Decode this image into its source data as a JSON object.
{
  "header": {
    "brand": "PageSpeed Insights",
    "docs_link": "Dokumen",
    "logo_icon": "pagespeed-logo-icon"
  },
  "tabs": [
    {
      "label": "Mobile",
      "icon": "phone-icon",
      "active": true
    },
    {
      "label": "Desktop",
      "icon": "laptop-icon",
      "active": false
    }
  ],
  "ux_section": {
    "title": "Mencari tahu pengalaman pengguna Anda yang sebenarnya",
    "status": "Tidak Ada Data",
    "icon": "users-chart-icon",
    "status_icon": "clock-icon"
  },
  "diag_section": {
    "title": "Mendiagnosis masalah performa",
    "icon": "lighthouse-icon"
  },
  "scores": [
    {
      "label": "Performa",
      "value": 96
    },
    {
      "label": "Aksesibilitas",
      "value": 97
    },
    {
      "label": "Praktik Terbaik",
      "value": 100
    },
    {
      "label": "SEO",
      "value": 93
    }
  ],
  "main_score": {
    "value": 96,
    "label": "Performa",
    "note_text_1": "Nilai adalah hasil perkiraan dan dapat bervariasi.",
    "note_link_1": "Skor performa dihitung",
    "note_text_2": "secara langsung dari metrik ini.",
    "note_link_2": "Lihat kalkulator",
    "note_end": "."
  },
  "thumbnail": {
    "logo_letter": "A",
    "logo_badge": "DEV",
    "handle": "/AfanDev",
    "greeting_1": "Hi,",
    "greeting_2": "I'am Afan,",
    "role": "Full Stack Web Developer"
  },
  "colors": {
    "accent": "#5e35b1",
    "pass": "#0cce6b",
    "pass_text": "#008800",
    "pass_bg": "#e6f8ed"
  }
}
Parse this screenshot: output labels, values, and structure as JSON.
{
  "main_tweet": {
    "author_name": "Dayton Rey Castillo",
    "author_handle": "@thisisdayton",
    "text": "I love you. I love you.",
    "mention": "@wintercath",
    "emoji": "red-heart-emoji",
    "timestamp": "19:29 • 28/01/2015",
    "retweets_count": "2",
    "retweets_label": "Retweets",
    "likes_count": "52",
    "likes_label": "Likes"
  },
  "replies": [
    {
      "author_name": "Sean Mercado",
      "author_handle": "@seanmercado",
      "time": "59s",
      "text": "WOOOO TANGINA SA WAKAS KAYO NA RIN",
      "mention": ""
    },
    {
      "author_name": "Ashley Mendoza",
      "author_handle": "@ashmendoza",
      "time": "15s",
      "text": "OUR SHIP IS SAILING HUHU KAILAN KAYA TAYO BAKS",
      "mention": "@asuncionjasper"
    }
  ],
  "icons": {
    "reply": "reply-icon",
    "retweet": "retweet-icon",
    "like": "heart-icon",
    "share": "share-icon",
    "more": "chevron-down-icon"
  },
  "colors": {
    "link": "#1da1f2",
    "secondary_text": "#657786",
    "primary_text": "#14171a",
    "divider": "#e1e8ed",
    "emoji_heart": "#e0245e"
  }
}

INSTRUCTIONS FOR THE TASK. Gather each line of the listing that holds the string "mention".

ANSWER FOR THIS EXERCISE.
    "mention": "@wintercath",
      "mention": ""
      "mention": "@asuncionjasper"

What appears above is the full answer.